━━━━━ Dataset rows ━━━━━

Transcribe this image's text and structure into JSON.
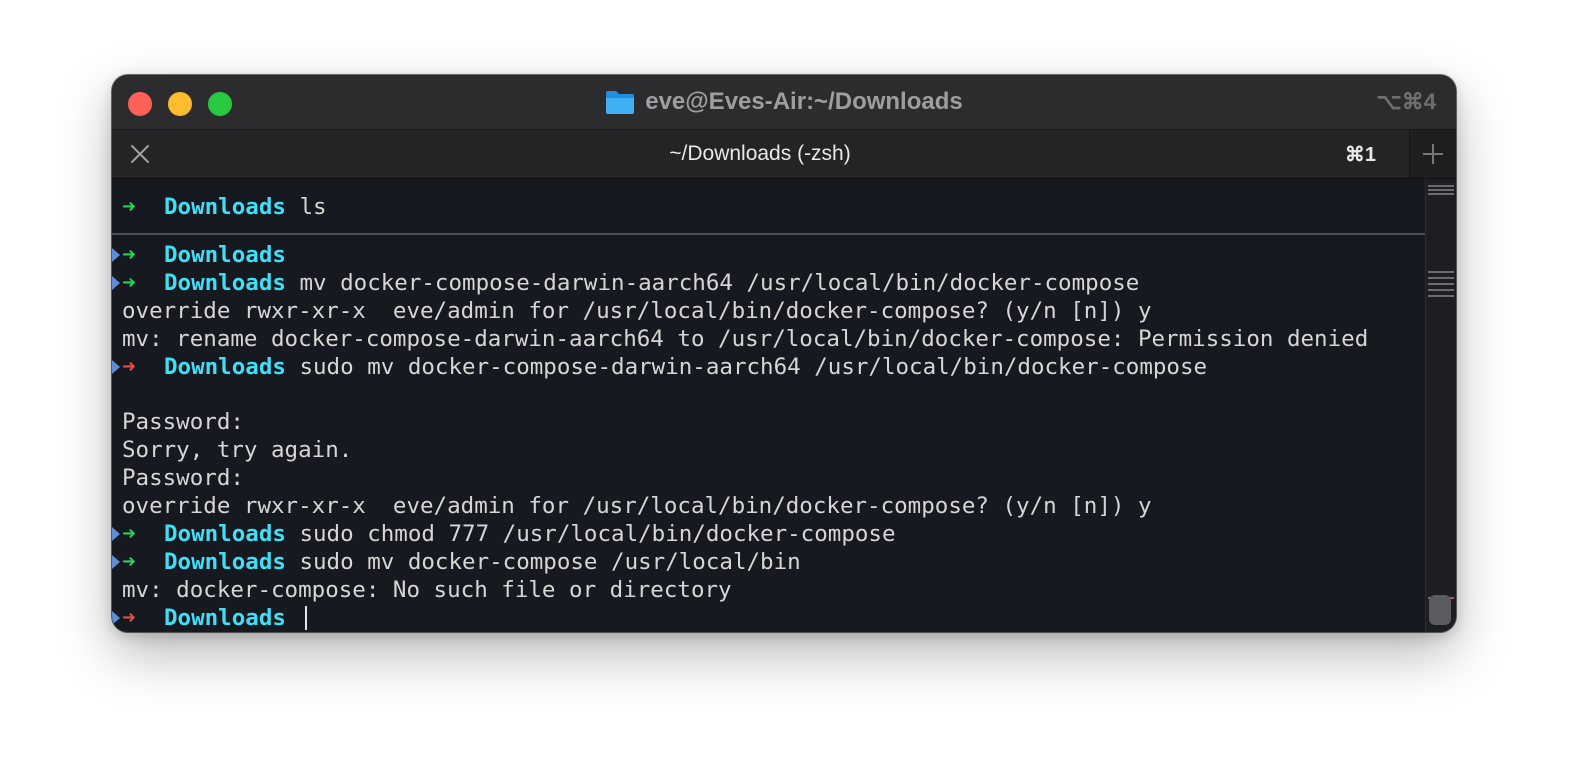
{
  "window": {
    "title": "eve@Eves-Air:~/Downloads",
    "title_shortcut": "⌥⌘4"
  },
  "tab": {
    "title": "~/Downloads (-zsh)",
    "shortcut": "⌘1"
  },
  "prompt": {
    "arrow": "➜",
    "dir": "Downloads"
  },
  "pinned": {
    "dir": "Downloads",
    "command": " ls"
  },
  "lines": [
    {
      "type": "prompt",
      "status": "ok",
      "dir": "Downloads",
      "command": ""
    },
    {
      "type": "prompt",
      "status": "ok",
      "dir": "Downloads",
      "command": " mv docker-compose-darwin-aarch64 /usr/local/bin/docker-compose"
    },
    {
      "type": "output",
      "text": "override rwxr-xr-x  eve/admin for /usr/local/bin/docker-compose? (y/n [n]) y"
    },
    {
      "type": "output",
      "text": "mv: rename docker-compose-darwin-aarch64 to /usr/local/bin/docker-compose: Permission denied"
    },
    {
      "type": "prompt",
      "status": "err",
      "dir": "Downloads",
      "command": " sudo mv docker-compose-darwin-aarch64 /usr/local/bin/docker-compose"
    },
    {
      "type": "output",
      "text": ""
    },
    {
      "type": "output",
      "text": "Password:"
    },
    {
      "type": "output",
      "text": "Sorry, try again."
    },
    {
      "type": "output",
      "text": "Password:"
    },
    {
      "type": "output",
      "text": "override rwxr-xr-x  eve/admin for /usr/local/bin/docker-compose? (y/n [n]) y"
    },
    {
      "type": "prompt",
      "status": "ok",
      "dir": "Downloads",
      "command": " sudo chmod 777 /usr/local/bin/docker-compose"
    },
    {
      "type": "prompt",
      "status": "ok",
      "dir": "Downloads",
      "command": " sudo mv docker-compose /usr/local/bin"
    },
    {
      "type": "output",
      "text": "mv: docker-compose: No such file or directory"
    },
    {
      "type": "prompt",
      "status": "err",
      "dir": "Downloads",
      "command": " ",
      "cursor": true
    }
  ],
  "colors": {
    "prompt_ok": "#27d05a",
    "prompt_err": "#e34c4c",
    "dir": "#41dff5",
    "text": "#d6d6d6",
    "background": "#16191f"
  }
}
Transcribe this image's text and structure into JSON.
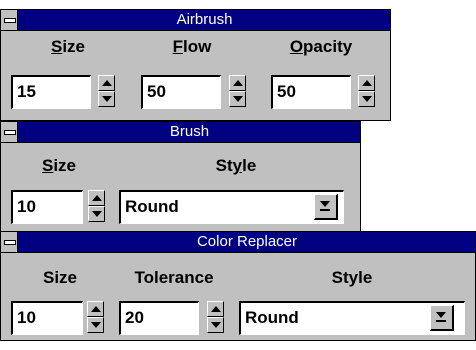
{
  "airbrush": {
    "title": "Airbrush",
    "size_label": "Size",
    "size_value": "15",
    "flow_label": "Flow",
    "flow_value": "50",
    "opacity_label": "Opacity",
    "opacity_value": "50"
  },
  "brush": {
    "title": "Brush",
    "size_label": "Size",
    "size_value": "10",
    "style_label": "Style",
    "style_value": "Round"
  },
  "color_replacer": {
    "title": "Color Replacer",
    "size_label": "Size",
    "size_value": "10",
    "tolerance_label": "Tolerance",
    "tolerance_value": "20",
    "style_label": "Style",
    "style_value": "Round"
  },
  "colors": {
    "titlebar": "#000080",
    "panel": "#c0c0c0",
    "title_text": "#ffffff"
  },
  "icons": {
    "window_menu": "system-menu-icon",
    "spin_up": "up-arrow-icon",
    "spin_down": "down-arrow-icon",
    "dropdown": "dropdown-arrow-icon"
  }
}
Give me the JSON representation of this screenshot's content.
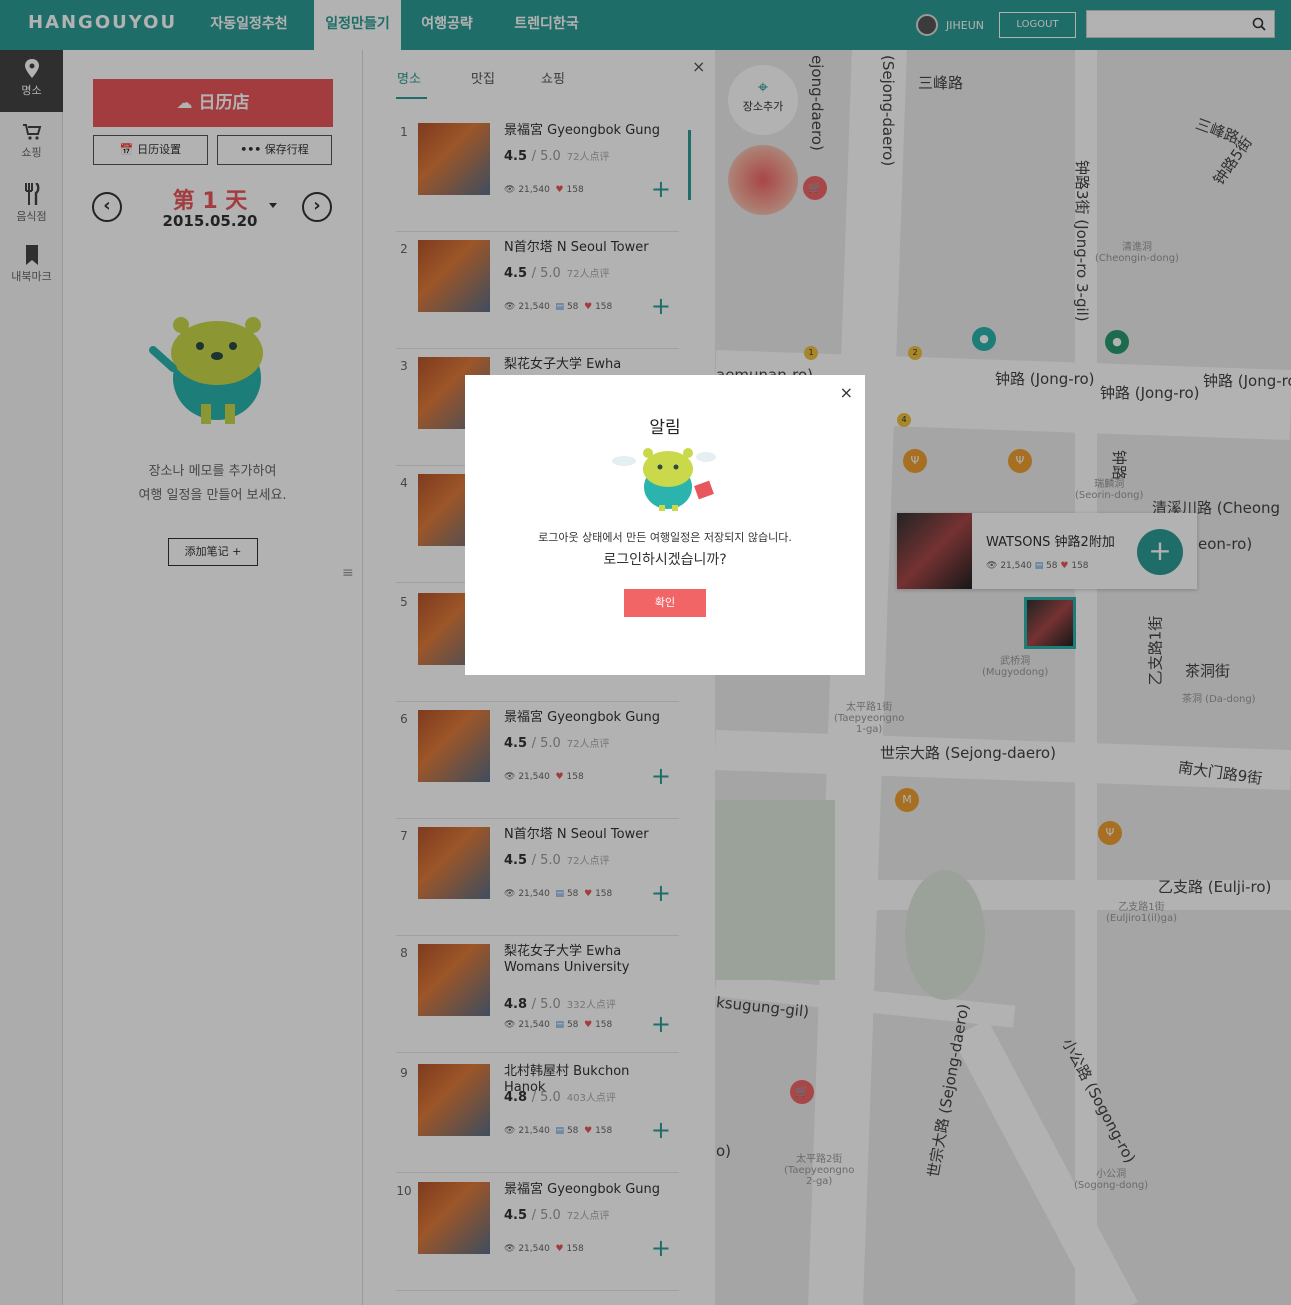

━━━━━

### Given task
Quote the entries in full. Any image among them is to be omitted from the copy.

### Result of the task
Transcribe this image's text and structure into JSON.
{
  "window": {
    "title": "eve@Eves-Air:~/Downloads",
    "title_shortcut": "⌥⌘4"
  },
  "tab": {
    "title": "~/Downloads (-zsh)",
    "shortcut": "⌘1"
  },
  "prompt": {
    "arrow": "➜",
    "dir": "Downloads"
  },
  "pinned": {
    "dir": "Downloads",
    "command": " ls"
  },
  "lines": [
    {
      "type": "prompt",
      "status": "ok",
      "dir": "Downloads",
      "command": ""
    },
    {
      "type": "prompt",
      "status": "ok",
      "dir": "Downloads",
      "command": " mv docker-compose-darwin-aarch64 /usr/local/bin/docker-compose"
    },
    {
      "type": "output",
      "text": "override rwxr-xr-x  eve/admin for /usr/local/bin/docker-compose? (y/n [n]) y"
    },
    {
      "type": "output",
      "text": "mv: rename docker-compose-darwin-aarch64 to /usr/local/bin/docker-compose: Permission denied"
    },
    {
      "type": "prompt",
      "status": "err",
      "dir": "Downloads",
      "command": " sudo mv docker-compose-darwin-aarch64 /usr/local/bin/docker-compose"
    },
    {
      "type": "output",
      "text": ""
    },
    {
      "type": "output",
      "text": "Password:"
    },
    {
      "type": "output",
      "text": "Sorry, try again."
    },
    {
      "type": "output",
      "text": "Password:"
    },
    {
      "type": "output",
      "text": "override rwxr-xr-x  eve/admin for /usr/local/bin/docker-compose? (y/n [n]) y"
    },
    {
      "type": "prompt",
      "status": "ok",
      "dir": "Downloads",
      "command": " sudo chmod 777 /usr/local/bin/docker-compose"
    },
    {
      "type": "prompt",
      "status": "ok",
      "dir": "Downloads",
      "command": " sudo mv docker-compose /usr/local/bin"
    },
    {
      "type": "output",
      "text": "mv: docker-compose: No such file or directory"
    },
    {
      "type": "prompt",
      "status": "err",
      "dir": "Downloads",
      "command": " ",
      "cursor": true
    }
  ],
  "colors": {
    "prompt_ok": "#27d05a",
    "prompt_err": "#e34c4c",
    "dir": "#41dff5",
    "text": "#d6d6d6",
    "background": "#16191f"
  }
}
Transcribe this image's text and structure into JSON.
{
  "airbrush": {
    "title": "Airbrush",
    "size_label": "Size",
    "size_value": "15",
    "flow_label": "Flow",
    "flow_value": "50",
    "opacity_label": "Opacity",
    "opacity_value": "50"
  },
  "brush": {
    "title": "Brush",
    "size_label": "Size",
    "size_value": "10",
    "style_label": "Style",
    "style_value": "Round"
  },
  "color_replacer": {
    "title": "Color Replacer",
    "size_label": "Size",
    "size_value": "10",
    "tolerance_label": "Tolerance",
    "tolerance_value": "20",
    "style_label": "Style",
    "style_value": "Round"
  },
  "colors": {
    "titlebar": "#000080",
    "panel": "#c0c0c0",
    "title_text": "#ffffff"
  },
  "icons": {
    "window_menu": "system-menu-icon",
    "spin_up": "up-arrow-icon",
    "spin_down": "down-arrow-icon",
    "dropdown": "dropdown-arrow-icon"
  }
}
Give me the JSON representation of this screenshot's content.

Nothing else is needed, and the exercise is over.